(Data items)
*****

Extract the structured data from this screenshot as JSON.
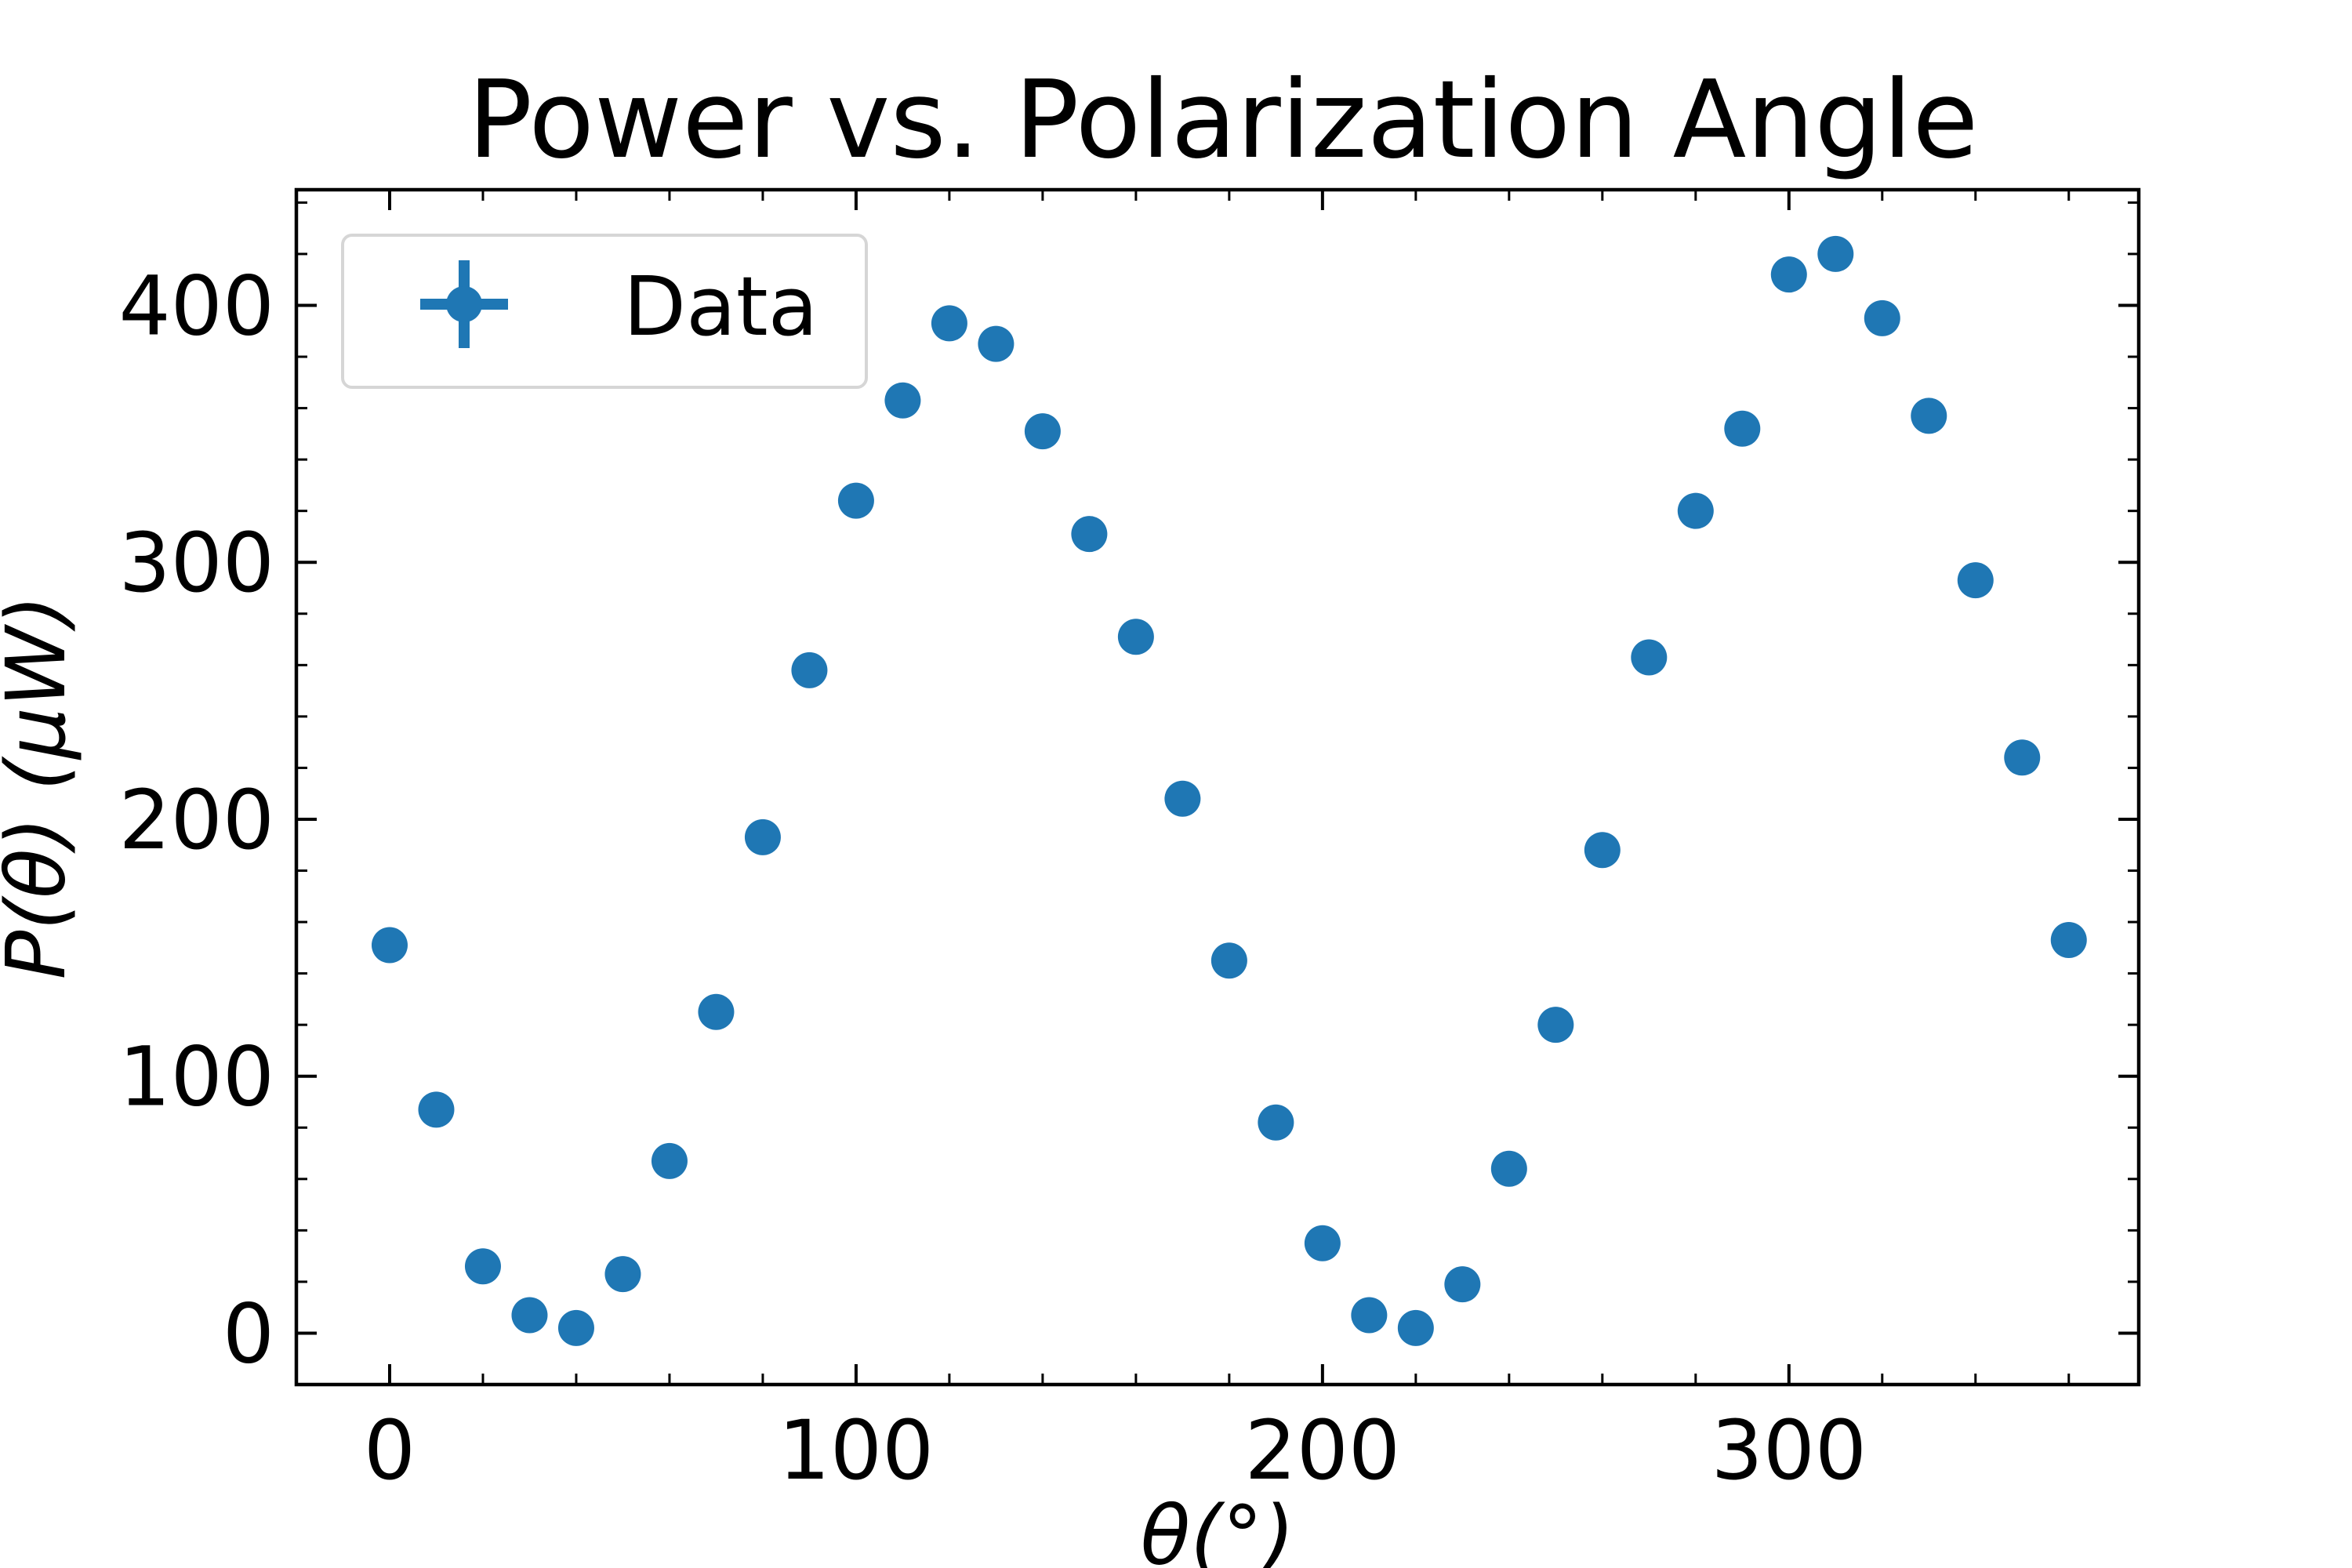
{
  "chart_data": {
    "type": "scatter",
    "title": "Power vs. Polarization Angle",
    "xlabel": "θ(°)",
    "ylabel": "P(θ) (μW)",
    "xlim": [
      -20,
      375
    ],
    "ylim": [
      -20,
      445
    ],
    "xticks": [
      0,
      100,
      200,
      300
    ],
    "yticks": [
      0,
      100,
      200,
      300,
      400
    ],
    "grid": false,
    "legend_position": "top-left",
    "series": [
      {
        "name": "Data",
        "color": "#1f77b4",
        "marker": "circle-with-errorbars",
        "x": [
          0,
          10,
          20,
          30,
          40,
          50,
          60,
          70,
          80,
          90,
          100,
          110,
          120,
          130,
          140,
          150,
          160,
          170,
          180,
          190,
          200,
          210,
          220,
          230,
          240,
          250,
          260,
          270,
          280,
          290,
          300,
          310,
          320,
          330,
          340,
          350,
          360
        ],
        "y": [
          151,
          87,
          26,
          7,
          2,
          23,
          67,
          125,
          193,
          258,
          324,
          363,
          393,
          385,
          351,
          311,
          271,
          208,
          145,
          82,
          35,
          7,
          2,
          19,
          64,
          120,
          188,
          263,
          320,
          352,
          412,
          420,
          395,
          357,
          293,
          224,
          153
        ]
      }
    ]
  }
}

*****

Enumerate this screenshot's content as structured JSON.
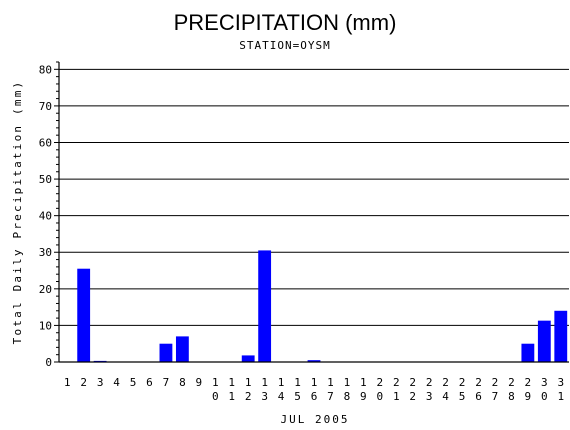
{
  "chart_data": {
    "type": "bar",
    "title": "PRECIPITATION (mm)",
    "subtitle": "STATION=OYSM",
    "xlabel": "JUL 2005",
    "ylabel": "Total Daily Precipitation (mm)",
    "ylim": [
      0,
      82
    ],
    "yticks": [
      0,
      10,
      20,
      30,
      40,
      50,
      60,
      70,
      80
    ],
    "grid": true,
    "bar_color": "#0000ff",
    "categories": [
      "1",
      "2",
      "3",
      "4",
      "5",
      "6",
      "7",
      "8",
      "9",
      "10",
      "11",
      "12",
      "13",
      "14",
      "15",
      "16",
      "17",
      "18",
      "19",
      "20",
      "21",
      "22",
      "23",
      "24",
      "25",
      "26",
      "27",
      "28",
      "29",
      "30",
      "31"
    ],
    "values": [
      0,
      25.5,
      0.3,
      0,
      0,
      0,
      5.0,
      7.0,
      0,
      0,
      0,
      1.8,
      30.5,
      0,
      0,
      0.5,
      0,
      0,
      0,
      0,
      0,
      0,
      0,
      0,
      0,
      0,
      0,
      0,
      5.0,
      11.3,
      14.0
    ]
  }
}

*****

**EXERCISE INSTRUCTIONS**
Identify lines with the string "JSON". Copy each one.

**RESULT BELOW**
Extract the structured data from this screenshot as JSON.
Enumerate this screenshot's content as structured JSON.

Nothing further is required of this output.